### PROMPT
Search the data for the word "Operating" and copy every line that contains it.

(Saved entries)
══════════

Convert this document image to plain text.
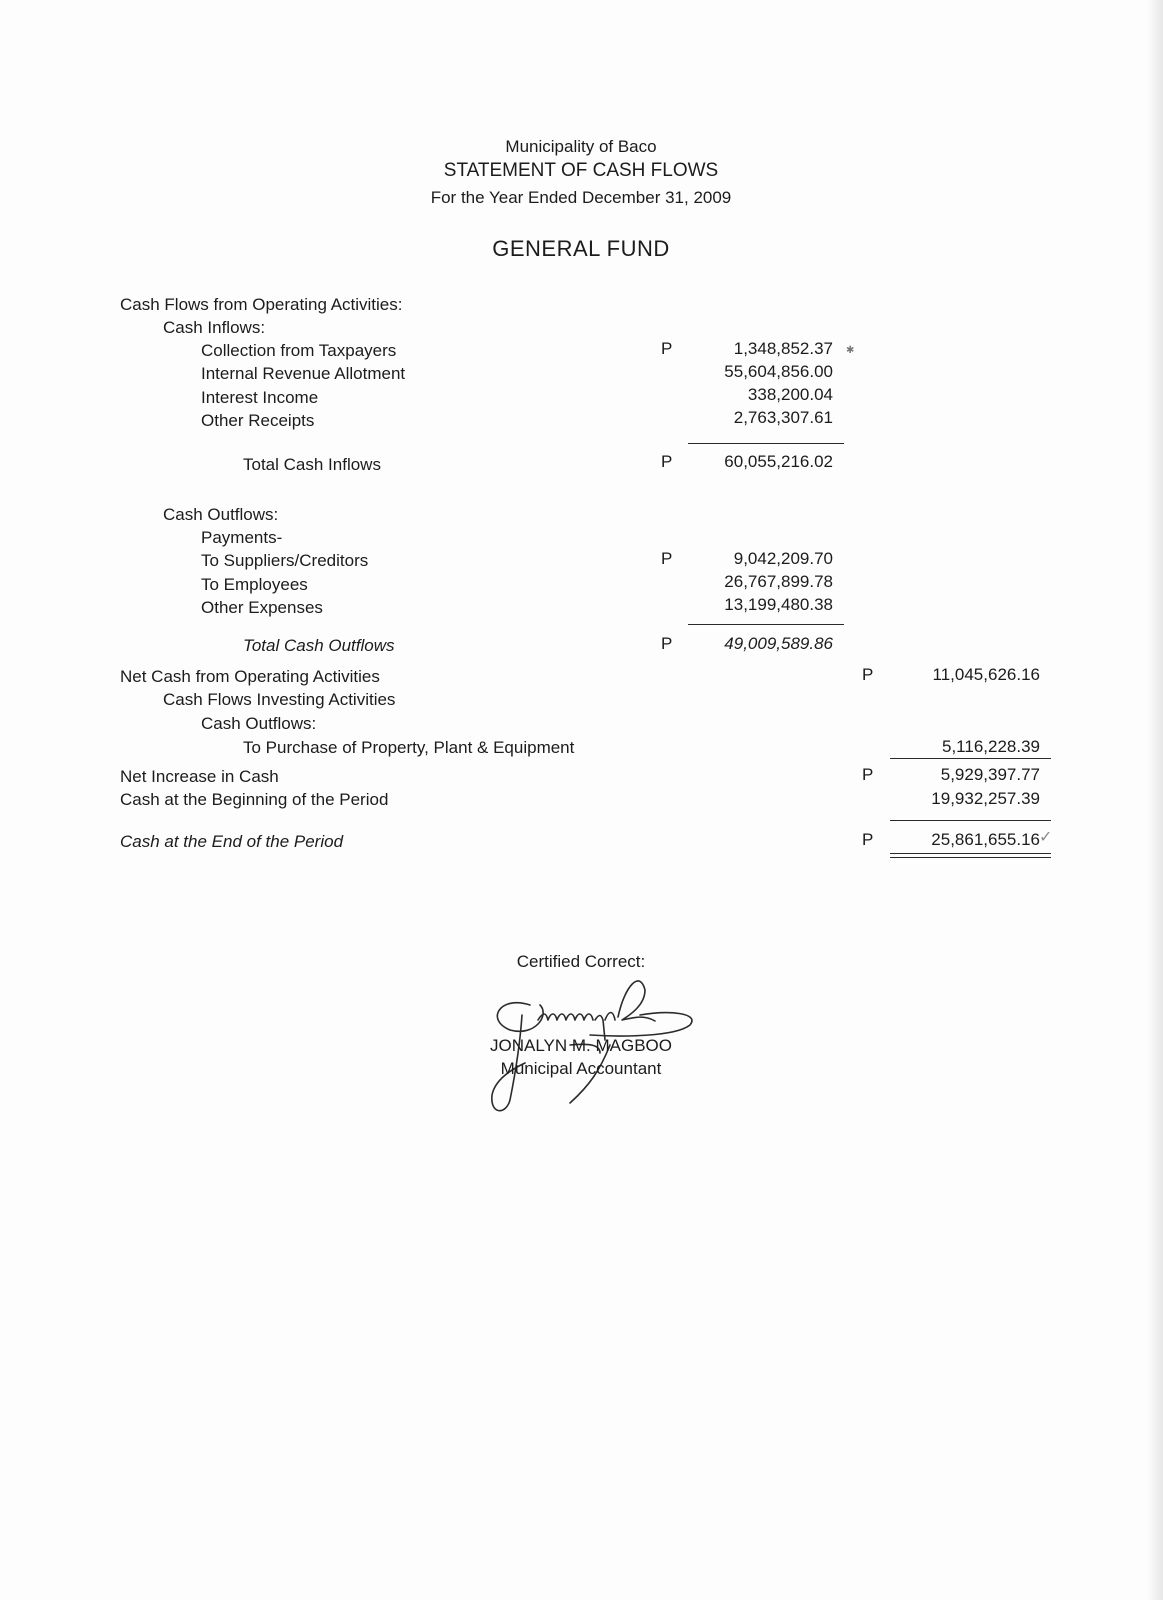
Municipality of Baco
STATEMENT OF CASH FLOWS
For the Year Ended December 31, 2009
GENERAL FUND
Cash Flows from Operating Activities:
Cash Inflows:
Collection from Taxpayers	P	1,348,852.37 ✱
Internal Revenue Allotment	55,604,856.00
Interest Income	338,200.04
Other Receipts	2,763,307.61
Total Cash Inflows	P	60,055,216.02
Cash Outflows:
Payments-
To Suppliers/Creditors	P	9,042,209.70
To Employees	26,767,899.78
Other Expenses	13,199,480.38
Total Cash Outflows	P	49,009,589.86
Net Cash from Operating Activities	P	11,045,626.16
Cash Flows Investing Activities
Cash Outflows:
To Purchase of Property, Plant & Equipment	5,116,228.39
Net Increase in Cash	P	5,929,397.77
Cash at the Beginning of the Period	19,932,257.39
Cash at the End of the Period	P	25,861,655.16 ✓
Certified Correct:
JONALYN M. MAGBOO
Municipal Accountant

══════════

### WRITTEN RESPONSE
Cash Flows from Operating Activities:
Net Cash from Operating Activities	P	11,045,626.16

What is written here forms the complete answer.